**GIVEN EXERCISE:** Lines that hold the word "Kobarid" should be located and copied.

━━━━━━

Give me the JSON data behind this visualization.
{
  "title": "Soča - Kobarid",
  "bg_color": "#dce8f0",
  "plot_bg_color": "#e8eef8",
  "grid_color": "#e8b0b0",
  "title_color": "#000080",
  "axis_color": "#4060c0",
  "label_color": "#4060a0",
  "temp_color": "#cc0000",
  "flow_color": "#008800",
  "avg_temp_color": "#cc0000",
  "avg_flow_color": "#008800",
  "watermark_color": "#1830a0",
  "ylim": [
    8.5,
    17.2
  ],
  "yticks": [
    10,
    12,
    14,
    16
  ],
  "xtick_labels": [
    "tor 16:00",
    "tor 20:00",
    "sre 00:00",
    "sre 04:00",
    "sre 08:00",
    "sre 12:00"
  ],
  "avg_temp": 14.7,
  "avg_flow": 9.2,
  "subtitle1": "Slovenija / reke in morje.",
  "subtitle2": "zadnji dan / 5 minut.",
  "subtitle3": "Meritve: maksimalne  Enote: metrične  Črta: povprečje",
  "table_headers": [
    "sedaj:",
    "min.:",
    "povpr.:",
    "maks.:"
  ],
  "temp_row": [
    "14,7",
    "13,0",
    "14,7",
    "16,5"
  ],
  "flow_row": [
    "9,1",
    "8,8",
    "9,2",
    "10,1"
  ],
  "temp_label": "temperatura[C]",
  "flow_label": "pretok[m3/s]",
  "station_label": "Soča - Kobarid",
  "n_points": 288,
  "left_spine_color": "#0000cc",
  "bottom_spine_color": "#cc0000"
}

━━━━━━

**FULL OUTPUT:**
  "title": "Soča - Kobarid",
  "station_label": "Soča - Kobarid",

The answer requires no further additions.